■ Task requirements
Retype the complete listing exactly as it appears.
--- begin Data provided ---
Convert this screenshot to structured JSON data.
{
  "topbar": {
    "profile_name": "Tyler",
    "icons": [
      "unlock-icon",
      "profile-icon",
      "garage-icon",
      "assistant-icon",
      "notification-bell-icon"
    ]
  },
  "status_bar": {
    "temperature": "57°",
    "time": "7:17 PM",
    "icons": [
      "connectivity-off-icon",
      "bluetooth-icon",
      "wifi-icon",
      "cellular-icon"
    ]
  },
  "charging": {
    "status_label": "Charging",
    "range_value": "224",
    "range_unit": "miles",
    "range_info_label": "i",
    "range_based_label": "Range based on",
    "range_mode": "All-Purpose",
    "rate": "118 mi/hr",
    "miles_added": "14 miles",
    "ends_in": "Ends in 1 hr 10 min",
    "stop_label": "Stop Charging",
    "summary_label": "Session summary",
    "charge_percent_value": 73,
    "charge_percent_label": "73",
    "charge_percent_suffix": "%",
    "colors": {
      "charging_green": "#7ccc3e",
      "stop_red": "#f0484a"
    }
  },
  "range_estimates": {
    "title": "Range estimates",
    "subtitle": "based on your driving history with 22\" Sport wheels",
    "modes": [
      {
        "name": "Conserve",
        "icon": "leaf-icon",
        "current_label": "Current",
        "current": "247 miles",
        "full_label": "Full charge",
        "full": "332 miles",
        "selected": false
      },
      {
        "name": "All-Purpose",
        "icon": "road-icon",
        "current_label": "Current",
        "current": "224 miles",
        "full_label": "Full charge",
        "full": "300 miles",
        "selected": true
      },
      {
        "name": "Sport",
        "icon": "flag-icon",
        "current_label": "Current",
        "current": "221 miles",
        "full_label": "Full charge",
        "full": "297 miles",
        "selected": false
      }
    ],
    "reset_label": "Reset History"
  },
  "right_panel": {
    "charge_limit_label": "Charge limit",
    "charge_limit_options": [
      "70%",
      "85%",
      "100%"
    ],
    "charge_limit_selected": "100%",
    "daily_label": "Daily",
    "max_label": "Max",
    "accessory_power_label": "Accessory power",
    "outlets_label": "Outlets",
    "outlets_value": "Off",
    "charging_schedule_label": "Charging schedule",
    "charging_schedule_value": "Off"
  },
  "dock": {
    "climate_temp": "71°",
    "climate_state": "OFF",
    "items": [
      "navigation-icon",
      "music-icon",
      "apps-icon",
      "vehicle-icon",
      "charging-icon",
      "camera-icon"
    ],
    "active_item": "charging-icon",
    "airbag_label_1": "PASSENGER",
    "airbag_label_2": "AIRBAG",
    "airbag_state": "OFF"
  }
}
--- end Data provided ---
■ Exercise result
Convert this screenshot to structured JSON data.
{
  "topbar": {
    "profile_name": "Tyler",
    "icons": [
      "unlock-icon",
      "profile-icon",
      "garage-icon",
      "assistant-icon",
      "notification-bell-icon"
    ]
  },
  "status_bar": {
    "temperature": "57°",
    "time": "7:17 PM",
    "icons": [
      "connectivity-off-icon",
      "bluetooth-icon",
      "wifi-icon",
      "cellular-icon"
    ]
  },
  "charging": {
    "status_label": "Charging",
    "range_value": "224",
    "range_unit": "miles",
    "range_info_label": "i",
    "range_based_label": "Range based on",
    "range_mode": "All-Purpose",
    "rate": "118 mi/hr",
    "miles_added": "14 miles",
    "ends_in": "Ends in 1 hr 10 min",
    "stop_label": "Stop Charging",
    "summary_label": "Session summary",
    "charge_percent_value": 73,
    "charge_percent_label": "73",
    "charge_percent_suffix": "%",
    "colors": {
      "charging_green": "#7ccc3e",
      "stop_red": "#f0484a"
    }
  },
  "range_estimates": {
    "title": "Range estimates",
    "subtitle": "based on your driving history with 22\" Sport wheels",
    "modes": [
      {
        "name": "Conserve",
        "icon": "leaf-icon",
        "current_label": "Current",
        "current": "247 miles",
        "full_label": "Full charge",
        "full": "332 miles",
        "selected": false
      },
      {
        "name": "All-Purpose",
        "icon": "road-icon",
        "current_label": "Current",
        "current": "224 miles",
        "full_label": "Full charge",
        "full": "300 miles",
        "selected": true
      },
      {
        "name": "Sport",
        "icon": "flag-icon",
        "current_label": "Current",
        "current": "221 miles",
        "full_label": "Full charge",
        "full": "297 miles",
        "selected": false
      }
    ],
    "reset_label": "Reset History"
  },
  "right_panel": {
    "charge_limit_label": "Charge limit",
    "charge_limit_options": [
      "70%",
      "85%",
      "100%"
    ],
    "charge_limit_selected": "100%",
    "daily_label": "Daily",
    "max_label": "Max",
    "accessory_power_label": "Accessory power",
    "outlets_label": "Outlets",
    "outlets_value": "Off",
    "charging_schedule_label": "Charging schedule",
    "charging_schedule_value": "Off"
  },
  "dock": {
    "climate_temp": "71°",
    "climate_state": "OFF",
    "items": [
      "navigation-icon",
      "music-icon",
      "apps-icon",
      "vehicle-icon",
      "charging-icon",
      "camera-icon"
    ],
    "active_item": "charging-icon",
    "airbag_label_1": "PASSENGER",
    "airbag_label_2": "AIRBAG",
    "airbag_state": "OFF"
  }
}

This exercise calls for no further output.